> What you will do: Copy every line that holds "Amazon".
** Start Recorded data **
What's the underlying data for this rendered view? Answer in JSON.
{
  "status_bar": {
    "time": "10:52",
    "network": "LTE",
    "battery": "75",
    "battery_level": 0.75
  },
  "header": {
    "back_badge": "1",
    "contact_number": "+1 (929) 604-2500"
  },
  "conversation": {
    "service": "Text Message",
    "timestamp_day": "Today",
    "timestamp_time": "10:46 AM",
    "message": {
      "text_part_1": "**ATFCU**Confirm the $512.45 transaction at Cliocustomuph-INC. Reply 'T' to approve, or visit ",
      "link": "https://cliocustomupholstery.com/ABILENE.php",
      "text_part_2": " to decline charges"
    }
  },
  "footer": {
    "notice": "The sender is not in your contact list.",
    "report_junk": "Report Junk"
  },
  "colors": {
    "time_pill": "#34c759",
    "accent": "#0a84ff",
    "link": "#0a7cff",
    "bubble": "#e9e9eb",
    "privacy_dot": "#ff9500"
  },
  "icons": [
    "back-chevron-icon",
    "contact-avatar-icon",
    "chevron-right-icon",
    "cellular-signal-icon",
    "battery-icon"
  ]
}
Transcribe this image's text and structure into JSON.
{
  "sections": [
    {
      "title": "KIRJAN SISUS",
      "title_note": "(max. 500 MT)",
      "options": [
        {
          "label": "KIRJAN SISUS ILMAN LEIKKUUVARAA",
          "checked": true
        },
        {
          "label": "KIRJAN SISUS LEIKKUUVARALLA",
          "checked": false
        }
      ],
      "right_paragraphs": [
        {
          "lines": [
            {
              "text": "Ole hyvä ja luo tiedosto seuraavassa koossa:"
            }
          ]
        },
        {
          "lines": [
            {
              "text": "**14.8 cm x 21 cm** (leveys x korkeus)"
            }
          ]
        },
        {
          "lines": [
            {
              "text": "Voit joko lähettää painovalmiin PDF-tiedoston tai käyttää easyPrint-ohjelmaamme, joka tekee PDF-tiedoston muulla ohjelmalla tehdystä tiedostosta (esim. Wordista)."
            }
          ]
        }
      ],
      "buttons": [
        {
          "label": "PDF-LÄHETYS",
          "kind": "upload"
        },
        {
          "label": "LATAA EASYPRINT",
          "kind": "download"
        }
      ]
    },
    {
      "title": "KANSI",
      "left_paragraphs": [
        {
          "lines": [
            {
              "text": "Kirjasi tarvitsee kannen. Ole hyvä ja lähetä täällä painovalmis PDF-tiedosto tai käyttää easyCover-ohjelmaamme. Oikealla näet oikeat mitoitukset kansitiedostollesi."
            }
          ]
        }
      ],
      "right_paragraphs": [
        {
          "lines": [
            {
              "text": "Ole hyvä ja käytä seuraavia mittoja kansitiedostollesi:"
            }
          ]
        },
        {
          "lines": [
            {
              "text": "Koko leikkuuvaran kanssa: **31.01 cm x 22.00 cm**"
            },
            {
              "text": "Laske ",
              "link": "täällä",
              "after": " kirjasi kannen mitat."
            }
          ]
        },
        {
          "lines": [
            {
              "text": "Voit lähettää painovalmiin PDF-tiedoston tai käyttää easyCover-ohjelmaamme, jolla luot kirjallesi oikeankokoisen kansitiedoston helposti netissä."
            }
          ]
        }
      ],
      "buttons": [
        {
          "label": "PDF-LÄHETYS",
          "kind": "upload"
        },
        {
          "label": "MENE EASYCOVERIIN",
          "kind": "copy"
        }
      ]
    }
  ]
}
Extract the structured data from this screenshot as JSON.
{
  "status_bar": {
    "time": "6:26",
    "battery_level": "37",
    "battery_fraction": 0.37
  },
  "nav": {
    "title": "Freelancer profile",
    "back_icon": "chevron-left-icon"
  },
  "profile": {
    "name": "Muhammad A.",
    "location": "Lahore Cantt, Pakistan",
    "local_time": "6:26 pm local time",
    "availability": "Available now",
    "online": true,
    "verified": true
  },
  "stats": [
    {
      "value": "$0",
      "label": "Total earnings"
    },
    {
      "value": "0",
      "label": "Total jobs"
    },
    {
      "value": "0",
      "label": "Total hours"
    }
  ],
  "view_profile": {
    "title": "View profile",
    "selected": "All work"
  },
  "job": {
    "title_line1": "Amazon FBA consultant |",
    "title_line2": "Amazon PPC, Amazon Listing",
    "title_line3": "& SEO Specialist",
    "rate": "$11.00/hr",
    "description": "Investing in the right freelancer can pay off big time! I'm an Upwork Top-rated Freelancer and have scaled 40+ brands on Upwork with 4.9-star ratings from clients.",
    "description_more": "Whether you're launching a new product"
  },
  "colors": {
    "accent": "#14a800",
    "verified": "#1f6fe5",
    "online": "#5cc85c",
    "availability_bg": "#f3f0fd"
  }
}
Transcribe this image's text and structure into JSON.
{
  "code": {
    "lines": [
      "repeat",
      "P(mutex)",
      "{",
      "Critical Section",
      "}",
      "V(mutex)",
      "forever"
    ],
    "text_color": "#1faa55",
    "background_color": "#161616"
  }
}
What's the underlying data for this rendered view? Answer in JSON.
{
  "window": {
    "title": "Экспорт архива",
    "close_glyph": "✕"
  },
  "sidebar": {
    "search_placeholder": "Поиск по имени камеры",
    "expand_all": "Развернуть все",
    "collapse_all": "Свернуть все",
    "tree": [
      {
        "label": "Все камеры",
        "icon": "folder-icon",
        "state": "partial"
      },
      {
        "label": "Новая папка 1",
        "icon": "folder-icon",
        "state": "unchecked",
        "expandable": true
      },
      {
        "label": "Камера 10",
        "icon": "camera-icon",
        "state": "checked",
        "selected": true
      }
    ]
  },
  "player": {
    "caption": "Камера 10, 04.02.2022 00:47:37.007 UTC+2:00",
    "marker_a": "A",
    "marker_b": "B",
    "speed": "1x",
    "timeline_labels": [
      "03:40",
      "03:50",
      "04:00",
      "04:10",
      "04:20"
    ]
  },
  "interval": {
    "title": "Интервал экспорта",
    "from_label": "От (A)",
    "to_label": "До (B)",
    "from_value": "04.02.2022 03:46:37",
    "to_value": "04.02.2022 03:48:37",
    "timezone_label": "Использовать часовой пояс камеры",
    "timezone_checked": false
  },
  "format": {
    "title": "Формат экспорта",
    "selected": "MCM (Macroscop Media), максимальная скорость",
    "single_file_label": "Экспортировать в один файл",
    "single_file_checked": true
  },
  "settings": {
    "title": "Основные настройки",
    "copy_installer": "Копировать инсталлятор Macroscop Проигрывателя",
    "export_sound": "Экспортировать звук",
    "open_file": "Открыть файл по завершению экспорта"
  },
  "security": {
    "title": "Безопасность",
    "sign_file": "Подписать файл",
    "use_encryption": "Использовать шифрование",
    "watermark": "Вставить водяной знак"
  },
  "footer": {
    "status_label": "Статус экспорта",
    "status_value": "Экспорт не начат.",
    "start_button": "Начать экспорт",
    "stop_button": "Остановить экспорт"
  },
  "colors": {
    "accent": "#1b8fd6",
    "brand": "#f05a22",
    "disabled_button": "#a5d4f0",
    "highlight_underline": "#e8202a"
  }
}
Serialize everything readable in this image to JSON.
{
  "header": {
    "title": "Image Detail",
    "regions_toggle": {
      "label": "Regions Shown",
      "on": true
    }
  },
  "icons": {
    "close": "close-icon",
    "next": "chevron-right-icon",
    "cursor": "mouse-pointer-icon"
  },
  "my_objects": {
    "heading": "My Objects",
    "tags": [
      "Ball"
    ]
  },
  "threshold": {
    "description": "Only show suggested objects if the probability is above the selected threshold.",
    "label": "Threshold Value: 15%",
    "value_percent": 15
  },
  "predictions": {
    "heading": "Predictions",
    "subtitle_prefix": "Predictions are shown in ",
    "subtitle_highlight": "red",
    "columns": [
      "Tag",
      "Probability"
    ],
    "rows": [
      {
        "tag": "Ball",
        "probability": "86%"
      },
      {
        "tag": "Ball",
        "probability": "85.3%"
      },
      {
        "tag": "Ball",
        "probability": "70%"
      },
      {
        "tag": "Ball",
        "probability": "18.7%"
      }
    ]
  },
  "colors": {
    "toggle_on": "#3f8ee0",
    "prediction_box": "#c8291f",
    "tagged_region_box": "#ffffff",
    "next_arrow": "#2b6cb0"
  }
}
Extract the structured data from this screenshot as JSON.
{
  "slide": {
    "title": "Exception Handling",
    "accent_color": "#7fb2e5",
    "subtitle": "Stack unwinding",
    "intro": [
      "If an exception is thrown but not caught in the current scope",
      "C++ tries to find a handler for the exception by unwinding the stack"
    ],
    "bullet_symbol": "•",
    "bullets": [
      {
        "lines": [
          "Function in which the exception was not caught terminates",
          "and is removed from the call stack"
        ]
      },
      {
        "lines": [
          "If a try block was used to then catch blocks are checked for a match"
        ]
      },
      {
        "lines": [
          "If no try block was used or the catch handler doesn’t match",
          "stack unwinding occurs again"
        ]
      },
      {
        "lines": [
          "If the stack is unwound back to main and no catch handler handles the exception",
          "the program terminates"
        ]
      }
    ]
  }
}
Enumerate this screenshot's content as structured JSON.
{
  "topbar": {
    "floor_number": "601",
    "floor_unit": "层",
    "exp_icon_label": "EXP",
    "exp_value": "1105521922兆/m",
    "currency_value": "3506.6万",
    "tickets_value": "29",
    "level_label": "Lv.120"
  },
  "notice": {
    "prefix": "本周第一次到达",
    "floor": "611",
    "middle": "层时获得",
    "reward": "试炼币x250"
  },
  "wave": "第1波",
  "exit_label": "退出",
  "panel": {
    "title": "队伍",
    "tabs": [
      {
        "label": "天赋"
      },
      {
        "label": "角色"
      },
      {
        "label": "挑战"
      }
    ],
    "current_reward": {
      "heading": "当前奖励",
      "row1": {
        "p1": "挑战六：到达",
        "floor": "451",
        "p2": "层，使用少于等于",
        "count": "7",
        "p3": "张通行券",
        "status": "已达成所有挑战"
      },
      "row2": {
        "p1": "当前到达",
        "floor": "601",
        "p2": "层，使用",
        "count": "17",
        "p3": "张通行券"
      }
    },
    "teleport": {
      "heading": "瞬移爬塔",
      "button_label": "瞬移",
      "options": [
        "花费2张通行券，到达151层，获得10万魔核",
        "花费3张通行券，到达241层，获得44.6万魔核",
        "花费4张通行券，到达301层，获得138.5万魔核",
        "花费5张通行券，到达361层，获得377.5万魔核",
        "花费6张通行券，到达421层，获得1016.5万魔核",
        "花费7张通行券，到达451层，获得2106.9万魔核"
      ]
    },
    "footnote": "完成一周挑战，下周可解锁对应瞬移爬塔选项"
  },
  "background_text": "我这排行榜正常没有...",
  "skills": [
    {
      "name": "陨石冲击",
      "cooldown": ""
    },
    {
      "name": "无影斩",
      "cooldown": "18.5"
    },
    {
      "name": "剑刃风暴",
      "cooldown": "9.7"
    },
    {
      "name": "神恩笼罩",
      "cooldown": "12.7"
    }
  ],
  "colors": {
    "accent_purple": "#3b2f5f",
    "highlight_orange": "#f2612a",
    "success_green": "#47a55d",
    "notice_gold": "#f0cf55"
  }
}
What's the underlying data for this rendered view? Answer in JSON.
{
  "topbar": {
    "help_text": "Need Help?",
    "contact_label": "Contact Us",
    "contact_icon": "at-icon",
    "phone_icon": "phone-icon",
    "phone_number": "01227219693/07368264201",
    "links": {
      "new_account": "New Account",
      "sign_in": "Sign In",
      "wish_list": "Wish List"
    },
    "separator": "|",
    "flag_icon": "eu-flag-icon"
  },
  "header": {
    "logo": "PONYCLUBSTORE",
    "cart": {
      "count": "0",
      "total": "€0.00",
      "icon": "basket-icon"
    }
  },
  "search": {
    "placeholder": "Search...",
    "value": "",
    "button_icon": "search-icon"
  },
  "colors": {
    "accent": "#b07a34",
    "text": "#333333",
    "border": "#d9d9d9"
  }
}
** End Recorded data **
> Solution to this exercise:
    "title_line1": "Amazon FBA consultant |",
    "title_line2": "Amazon PPC, Amazon Listing",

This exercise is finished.